**Task statement:** Return the records that follow, matching each one exactly.

[Figure data in JSON]

****

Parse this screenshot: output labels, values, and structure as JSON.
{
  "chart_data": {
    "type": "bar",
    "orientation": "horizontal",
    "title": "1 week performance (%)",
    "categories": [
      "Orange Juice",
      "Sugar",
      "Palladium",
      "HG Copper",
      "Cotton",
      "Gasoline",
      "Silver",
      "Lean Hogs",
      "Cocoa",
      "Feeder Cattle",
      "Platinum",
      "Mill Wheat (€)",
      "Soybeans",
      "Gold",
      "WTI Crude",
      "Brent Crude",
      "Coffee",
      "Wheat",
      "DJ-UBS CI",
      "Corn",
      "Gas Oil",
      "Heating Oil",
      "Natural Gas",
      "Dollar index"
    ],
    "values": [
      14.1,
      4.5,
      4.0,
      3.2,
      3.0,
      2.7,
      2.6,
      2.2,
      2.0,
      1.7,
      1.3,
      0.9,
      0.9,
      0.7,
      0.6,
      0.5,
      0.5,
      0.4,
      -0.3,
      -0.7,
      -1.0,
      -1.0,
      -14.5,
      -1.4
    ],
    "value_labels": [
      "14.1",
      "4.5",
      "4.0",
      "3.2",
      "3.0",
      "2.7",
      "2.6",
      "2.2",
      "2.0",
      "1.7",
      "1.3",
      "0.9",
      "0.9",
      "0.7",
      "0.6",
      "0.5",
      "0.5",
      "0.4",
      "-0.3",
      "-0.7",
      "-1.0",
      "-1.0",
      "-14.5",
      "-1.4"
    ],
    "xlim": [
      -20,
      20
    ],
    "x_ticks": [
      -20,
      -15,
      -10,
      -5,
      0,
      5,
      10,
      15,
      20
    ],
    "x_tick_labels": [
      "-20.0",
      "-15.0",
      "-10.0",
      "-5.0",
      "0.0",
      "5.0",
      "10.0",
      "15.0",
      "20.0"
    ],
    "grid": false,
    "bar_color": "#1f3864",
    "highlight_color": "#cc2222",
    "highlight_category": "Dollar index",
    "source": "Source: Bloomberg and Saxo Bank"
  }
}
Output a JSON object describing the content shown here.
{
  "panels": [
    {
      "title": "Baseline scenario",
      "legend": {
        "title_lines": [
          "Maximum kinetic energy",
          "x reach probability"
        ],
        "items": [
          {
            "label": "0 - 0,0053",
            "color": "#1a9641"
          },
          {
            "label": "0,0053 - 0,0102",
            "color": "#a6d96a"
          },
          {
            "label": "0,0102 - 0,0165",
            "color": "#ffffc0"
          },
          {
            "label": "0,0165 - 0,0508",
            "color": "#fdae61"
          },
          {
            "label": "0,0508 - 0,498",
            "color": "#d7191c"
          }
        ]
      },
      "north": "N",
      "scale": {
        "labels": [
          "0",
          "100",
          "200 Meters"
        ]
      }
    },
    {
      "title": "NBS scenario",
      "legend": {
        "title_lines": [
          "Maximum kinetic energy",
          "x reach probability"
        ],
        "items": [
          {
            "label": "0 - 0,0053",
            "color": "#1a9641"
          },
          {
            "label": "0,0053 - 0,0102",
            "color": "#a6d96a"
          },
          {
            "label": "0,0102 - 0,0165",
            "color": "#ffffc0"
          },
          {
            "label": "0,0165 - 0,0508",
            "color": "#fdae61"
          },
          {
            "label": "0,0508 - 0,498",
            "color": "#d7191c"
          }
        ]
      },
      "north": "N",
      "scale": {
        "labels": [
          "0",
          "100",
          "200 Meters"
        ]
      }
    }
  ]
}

****

**Result below:**
Parse this screenshot: output labels, values, and structure as JSON.
{
  "chart_data": {
    "type": "bar",
    "orientation": "horizontal",
    "title": "1 week performance (%)",
    "categories": [
      "Orange Juice",
      "Sugar",
      "Palladium",
      "HG Copper",
      "Cotton",
      "Gasoline",
      "Silver",
      "Lean Hogs",
      "Cocoa",
      "Feeder Cattle",
      "Platinum",
      "Mill Wheat (€)",
      "Soybeans",
      "Gold",
      "WTI Crude",
      "Brent Crude",
      "Coffee",
      "Wheat",
      "DJ-UBS CI",
      "Corn",
      "Gas Oil",
      "Heating Oil",
      "Natural Gas",
      "Dollar index"
    ],
    "values": [
      14.1,
      4.5,
      4.0,
      3.2,
      3.0,
      2.7,
      2.6,
      2.2,
      2.0,
      1.7,
      1.3,
      0.9,
      0.9,
      0.7,
      0.6,
      0.5,
      0.5,
      0.4,
      -0.3,
      -0.7,
      -1.0,
      -1.0,
      -14.5,
      -1.4
    ],
    "value_labels": [
      "14.1",
      "4.5",
      "4.0",
      "3.2",
      "3.0",
      "2.7",
      "2.6",
      "2.2",
      "2.0",
      "1.7",
      "1.3",
      "0.9",
      "0.9",
      "0.7",
      "0.6",
      "0.5",
      "0.5",
      "0.4",
      "-0.3",
      "-0.7",
      "-1.0",
      "-1.0",
      "-14.5",
      "-1.4"
    ],
    "xlim": [
      -20,
      20
    ],
    "x_ticks": [
      -20,
      -15,
      -10,
      -5,
      0,
      5,
      10,
      15,
      20
    ],
    "x_tick_labels": [
      "-20.0",
      "-15.0",
      "-10.0",
      "-5.0",
      "0.0",
      "5.0",
      "10.0",
      "15.0",
      "20.0"
    ],
    "grid": false,
    "bar_color": "#1f3864",
    "highlight_color": "#cc2222",
    "highlight_category": "Dollar index",
    "source": "Source: Bloomberg and Saxo Bank"
  }
}
Output a JSON object describing the content shown here.
{
  "panels": [
    {
      "title": "Baseline scenario",
      "legend": {
        "title_lines": [
          "Maximum kinetic energy",
          "x reach probability"
        ],
        "items": [
          {
            "label": "0 - 0,0053",
            "color": "#1a9641"
          },
          {
            "label": "0,0053 - 0,0102",
            "color": "#a6d96a"
          },
          {
            "label": "0,0102 - 0,0165",
            "color": "#ffffc0"
          },
          {
            "label": "0,0165 - 0,0508",
            "color": "#fdae61"
          },
          {
            "label": "0,0508 - 0,498",
            "color": "#d7191c"
          }
        ]
      },
      "north": "N",
      "scale": {
        "labels": [
          "0",
          "100",
          "200 Meters"
        ]
      }
    },
    {
      "title": "NBS scenario",
      "legend": {
        "title_lines": [
          "Maximum kinetic energy",
          "x reach probability"
        ],
        "items": [
          {
            "label": "0 - 0,0053",
            "color": "#1a9641"
          },
          {
            "label": "0,0053 - 0,0102",
            "color": "#a6d96a"
          },
          {
            "label": "0,0102 - 0,0165",
            "color": "#ffffc0"
          },
          {
            "label": "0,0165 - 0,0508",
            "color": "#fdae61"
          },
          {
            "label": "0,0508 - 0,498",
            "color": "#d7191c"
          }
        ]
      },
      "north": "N",
      "scale": {
        "labels": [
          "0",
          "100",
          "200 Meters"
        ]
      }
    }
  ]
}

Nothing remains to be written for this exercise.